Records about charts and figures
↓↓↓

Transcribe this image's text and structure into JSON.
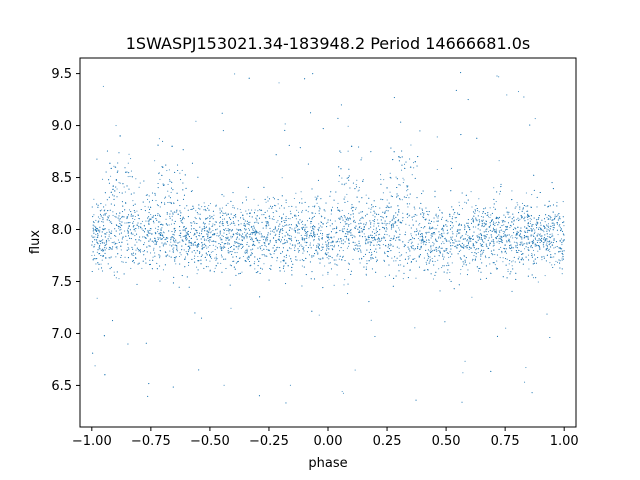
{
  "chart_data": {
    "type": "scatter",
    "title": "1SWASPJ153021.34-183948.2 Period 14666681.0s",
    "xlabel": "phase",
    "ylabel": "flux",
    "xlim": [
      -1.05,
      1.05
    ],
    "ylim": [
      6.1,
      9.65
    ],
    "grid": false,
    "legend": "none",
    "marker_color": "#1f77b4",
    "x_ticks": [
      -1.0,
      -0.75,
      -0.5,
      -0.25,
      0.0,
      0.25,
      0.5,
      0.75,
      1.0
    ],
    "x_tick_labels": [
      "−1.00",
      "−0.75",
      "−0.50",
      "−0.25",
      "0.00",
      "0.25",
      "0.50",
      "0.75",
      "1.00"
    ],
    "y_ticks": [
      6.5,
      7.0,
      7.5,
      8.0,
      8.5,
      9.0,
      9.5
    ],
    "y_tick_labels": [
      "6.5",
      "7.0",
      "7.5",
      "8.0",
      "8.5",
      "9.0",
      "9.5"
    ],
    "series": [
      {
        "description_of_distribution": "dense folded light-curve points across phase -1 to 1, core band 7.5-8.3, flares to ~9.0 near phases -0.9, -0.65, 0.1, 0.3, sparse outliers 6.3-9.55",
        "points": [
          [
            -0.98,
            7.9
          ],
          [
            -0.95,
            8.0
          ],
          [
            -0.9,
            8.6
          ],
          [
            -0.88,
            8.9
          ],
          [
            -0.85,
            7.8
          ],
          [
            -0.8,
            7.9
          ],
          [
            -0.75,
            8.1
          ],
          [
            -0.7,
            8.6
          ],
          [
            -0.66,
            8.8
          ],
          [
            -0.6,
            7.9
          ],
          [
            -0.55,
            7.7
          ],
          [
            -0.5,
            7.9
          ],
          [
            -0.45,
            7.8
          ],
          [
            -0.4,
            7.95
          ],
          [
            -0.35,
            7.7
          ],
          [
            -0.3,
            7.9
          ],
          [
            -0.25,
            7.8
          ],
          [
            -0.2,
            8.0
          ],
          [
            -0.15,
            7.85
          ],
          [
            -0.1,
            7.9
          ],
          [
            -0.05,
            7.8
          ],
          [
            0.0,
            7.95
          ],
          [
            0.05,
            8.1
          ],
          [
            0.1,
            8.8
          ],
          [
            0.15,
            8.0
          ],
          [
            0.2,
            7.9
          ],
          [
            0.25,
            8.4
          ],
          [
            0.3,
            8.7
          ],
          [
            0.35,
            8.6
          ],
          [
            0.4,
            7.9
          ],
          [
            0.45,
            7.8
          ],
          [
            0.5,
            7.9
          ],
          [
            0.55,
            7.85
          ],
          [
            0.6,
            8.0
          ],
          [
            0.65,
            7.8
          ],
          [
            0.7,
            7.9
          ],
          [
            0.75,
            7.85
          ],
          [
            0.8,
            7.95
          ],
          [
            0.85,
            7.8
          ],
          [
            0.9,
            7.9
          ],
          [
            0.95,
            7.85
          ],
          [
            1.0,
            7.9
          ]
        ]
      }
    ]
  }
}
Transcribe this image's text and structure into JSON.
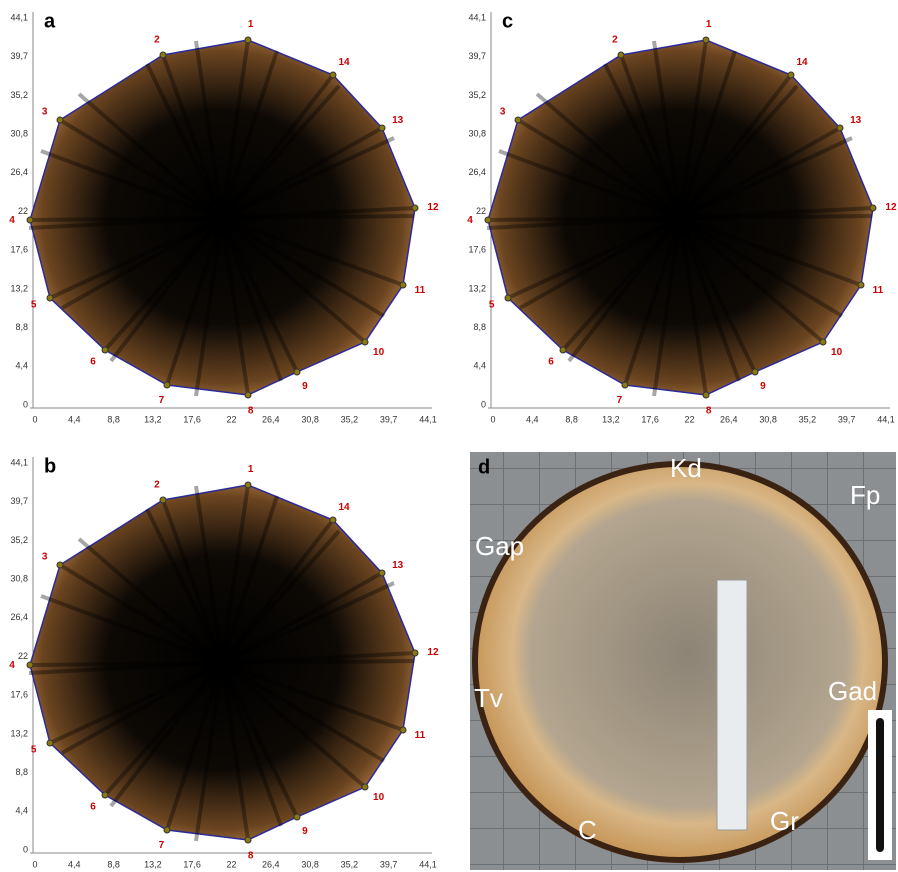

↑↑↑

• **What the exercise asks**
Copy out every line that includes the word "points".

• **Complete answer**
        "description_of_distribution": "dense folded light-curve points across phase -1 to 1, core band 7.5-8.3, flares to ~9.0 near phases -0.9, -0.65, 0.1, 0.3, sparse outliers 6.3-9.55",
        "points": [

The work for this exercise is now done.